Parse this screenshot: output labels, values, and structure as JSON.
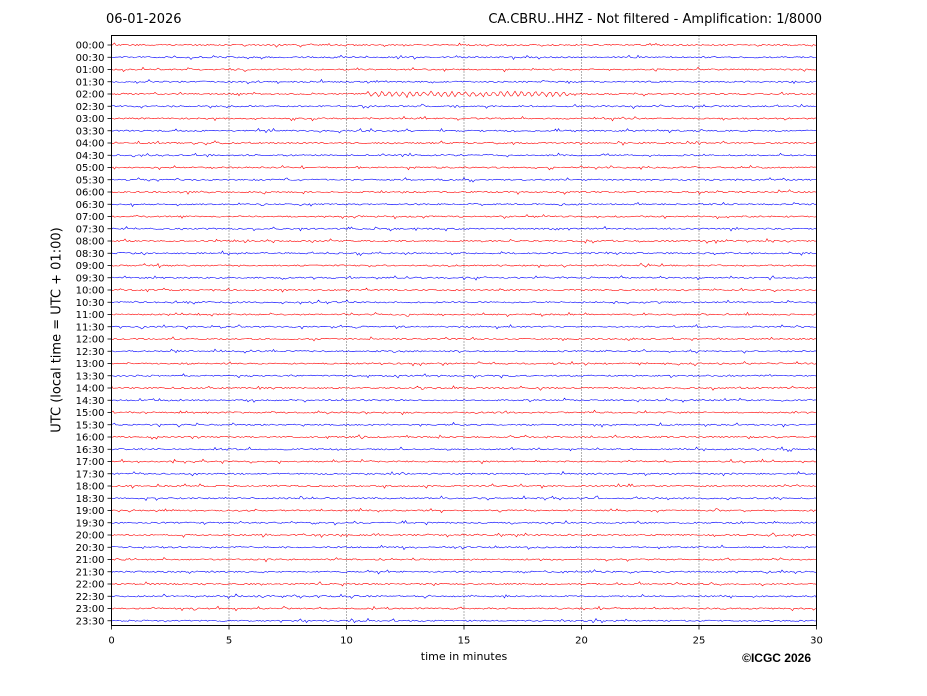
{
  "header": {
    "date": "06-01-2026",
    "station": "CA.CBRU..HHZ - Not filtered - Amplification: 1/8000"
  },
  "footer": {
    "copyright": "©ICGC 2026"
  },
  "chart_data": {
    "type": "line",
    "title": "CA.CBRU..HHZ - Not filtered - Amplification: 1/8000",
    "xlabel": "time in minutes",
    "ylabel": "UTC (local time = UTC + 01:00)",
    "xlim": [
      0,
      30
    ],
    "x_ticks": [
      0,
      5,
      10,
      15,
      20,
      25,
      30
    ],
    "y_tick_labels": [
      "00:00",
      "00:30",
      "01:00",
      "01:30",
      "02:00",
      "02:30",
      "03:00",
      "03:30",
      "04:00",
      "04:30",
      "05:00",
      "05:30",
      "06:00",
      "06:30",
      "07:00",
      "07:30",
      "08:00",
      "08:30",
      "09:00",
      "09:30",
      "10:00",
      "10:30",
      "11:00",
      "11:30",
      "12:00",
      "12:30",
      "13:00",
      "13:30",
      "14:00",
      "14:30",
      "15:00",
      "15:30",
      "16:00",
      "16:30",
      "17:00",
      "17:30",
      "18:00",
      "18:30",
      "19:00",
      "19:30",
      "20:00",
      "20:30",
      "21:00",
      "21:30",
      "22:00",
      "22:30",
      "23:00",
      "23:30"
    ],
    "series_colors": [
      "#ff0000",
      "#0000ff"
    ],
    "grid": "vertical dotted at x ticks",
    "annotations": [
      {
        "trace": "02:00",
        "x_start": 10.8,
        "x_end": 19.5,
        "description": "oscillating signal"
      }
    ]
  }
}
——
## WHAT IS BEING ASKED:
Give the material again exactly as it is, but keep the pictures out.

## ANSWER IN FULL:
Parse this screenshot: output labels, values, and structure as JSON.
{
  "header": {
    "date": "06-01-2026",
    "station": "CA.CBRU..HHZ - Not filtered - Amplification: 1/8000"
  },
  "footer": {
    "copyright": "©ICGC 2026"
  },
  "chart_data": {
    "type": "line",
    "title": "CA.CBRU..HHZ - Not filtered - Amplification: 1/8000",
    "xlabel": "time in minutes",
    "ylabel": "UTC (local time = UTC + 01:00)",
    "xlim": [
      0,
      30
    ],
    "x_ticks": [
      0,
      5,
      10,
      15,
      20,
      25,
      30
    ],
    "y_tick_labels": [
      "00:00",
      "00:30",
      "01:00",
      "01:30",
      "02:00",
      "02:30",
      "03:00",
      "03:30",
      "04:00",
      "04:30",
      "05:00",
      "05:30",
      "06:00",
      "06:30",
      "07:00",
      "07:30",
      "08:00",
      "08:30",
      "09:00",
      "09:30",
      "10:00",
      "10:30",
      "11:00",
      "11:30",
      "12:00",
      "12:30",
      "13:00",
      "13:30",
      "14:00",
      "14:30",
      "15:00",
      "15:30",
      "16:00",
      "16:30",
      "17:00",
      "17:30",
      "18:00",
      "18:30",
      "19:00",
      "19:30",
      "20:00",
      "20:30",
      "21:00",
      "21:30",
      "22:00",
      "22:30",
      "23:00",
      "23:30"
    ],
    "series_colors": [
      "#ff0000",
      "#0000ff"
    ],
    "grid": "vertical dotted at x ticks",
    "annotations": [
      {
        "trace": "02:00",
        "x_start": 10.8,
        "x_end": 19.5,
        "description": "oscillating signal"
      }
    ]
  }
}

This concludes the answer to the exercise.